AUFGABE:
Schreib die Zeilen aller Einträge bitte neu und ersetze dabei „cwnd“ durch „congwin“. Alles andere bleibt unverändert.

⁂

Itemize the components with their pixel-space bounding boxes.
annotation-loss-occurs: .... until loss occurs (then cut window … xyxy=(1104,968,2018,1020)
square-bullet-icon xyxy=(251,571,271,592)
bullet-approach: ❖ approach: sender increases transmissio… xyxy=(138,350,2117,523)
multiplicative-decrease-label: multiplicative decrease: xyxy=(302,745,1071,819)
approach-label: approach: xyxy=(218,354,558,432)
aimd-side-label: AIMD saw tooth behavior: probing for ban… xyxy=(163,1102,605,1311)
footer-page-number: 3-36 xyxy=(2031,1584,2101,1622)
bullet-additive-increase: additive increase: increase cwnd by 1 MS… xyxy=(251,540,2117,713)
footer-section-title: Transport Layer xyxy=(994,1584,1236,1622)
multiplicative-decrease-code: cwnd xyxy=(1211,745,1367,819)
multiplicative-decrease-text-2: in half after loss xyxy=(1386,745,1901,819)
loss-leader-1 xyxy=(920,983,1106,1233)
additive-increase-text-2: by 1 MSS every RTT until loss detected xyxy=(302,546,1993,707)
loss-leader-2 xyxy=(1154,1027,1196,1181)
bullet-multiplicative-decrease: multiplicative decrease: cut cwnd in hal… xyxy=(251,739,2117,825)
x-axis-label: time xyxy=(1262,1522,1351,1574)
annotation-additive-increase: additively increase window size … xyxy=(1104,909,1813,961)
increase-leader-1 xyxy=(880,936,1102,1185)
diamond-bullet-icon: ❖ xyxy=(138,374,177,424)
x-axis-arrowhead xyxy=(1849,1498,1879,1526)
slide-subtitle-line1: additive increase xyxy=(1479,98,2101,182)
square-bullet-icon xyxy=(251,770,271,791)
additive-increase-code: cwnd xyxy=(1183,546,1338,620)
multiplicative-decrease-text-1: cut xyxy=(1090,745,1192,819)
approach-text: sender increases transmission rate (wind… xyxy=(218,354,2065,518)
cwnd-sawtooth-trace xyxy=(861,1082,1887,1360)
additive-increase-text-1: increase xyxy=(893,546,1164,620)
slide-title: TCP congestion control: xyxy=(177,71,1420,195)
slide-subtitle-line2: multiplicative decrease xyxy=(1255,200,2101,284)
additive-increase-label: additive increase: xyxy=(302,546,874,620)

⁂

LÖSUNG:
Itemize the components with their pixel-space bounding boxes.
annotation-loss-occurs: .... until loss occurs (then cut window … xyxy=(1104,968,2018,1020)
square-bullet-icon xyxy=(251,571,271,592)
bullet-approach: ❖ approach: sender increases transmissio… xyxy=(138,350,2117,523)
multiplicative-decrease-label: multiplicative decrease: xyxy=(302,745,1071,819)
approach-label: approach: xyxy=(218,354,558,432)
aimd-side-label: AIMD saw tooth behavior: probing for ban… xyxy=(163,1102,605,1311)
footer-page-number: 3-36 xyxy=(2031,1584,2101,1622)
bullet-additive-increase: additive increase: increase congwin by 1 MS… xyxy=(251,540,2117,713)
footer-section-title: Transport Layer xyxy=(994,1584,1236,1622)
multiplicative-decrease-code: congwin xyxy=(1211,745,1367,819)
multiplicative-decrease-text-2: in half after loss xyxy=(1386,745,1901,819)
loss-leader-1 xyxy=(920,983,1106,1233)
additive-increase-text-2: by 1 MSS every RTT until loss detected xyxy=(302,546,1993,707)
loss-leader-2 xyxy=(1154,1027,1196,1181)
bullet-multiplicative-decrease: multiplicative decrease: cut congwin in hal… xyxy=(251,739,2117,825)
x-axis-label: time xyxy=(1262,1522,1351,1574)
annotation-additive-increase: additively increase window size … xyxy=(1104,909,1813,961)
increase-leader-1 xyxy=(880,936,1102,1185)
diamond-bullet-icon: ❖ xyxy=(138,374,177,424)
x-axis-arrowhead xyxy=(1849,1498,1879,1526)
slide-subtitle-line1: additive increase xyxy=(1479,98,2101,182)
square-bullet-icon xyxy=(251,770,271,791)
additive-increase-code: congwin xyxy=(1183,546,1338,620)
multiplicative-decrease-text-1: cut xyxy=(1090,745,1192,819)
approach-text: sender increases transmission rate (wind… xyxy=(218,354,2065,518)
congwin-sawtooth-trace xyxy=(861,1082,1887,1360)
additive-increase-text-1: increase xyxy=(893,546,1164,620)
slide-title: TCP congestion control: xyxy=(177,71,1420,195)
slide-subtitle-line2: multiplicative decrease xyxy=(1255,200,2101,284)
additive-increase-label: additive increase: xyxy=(302,546,874,620)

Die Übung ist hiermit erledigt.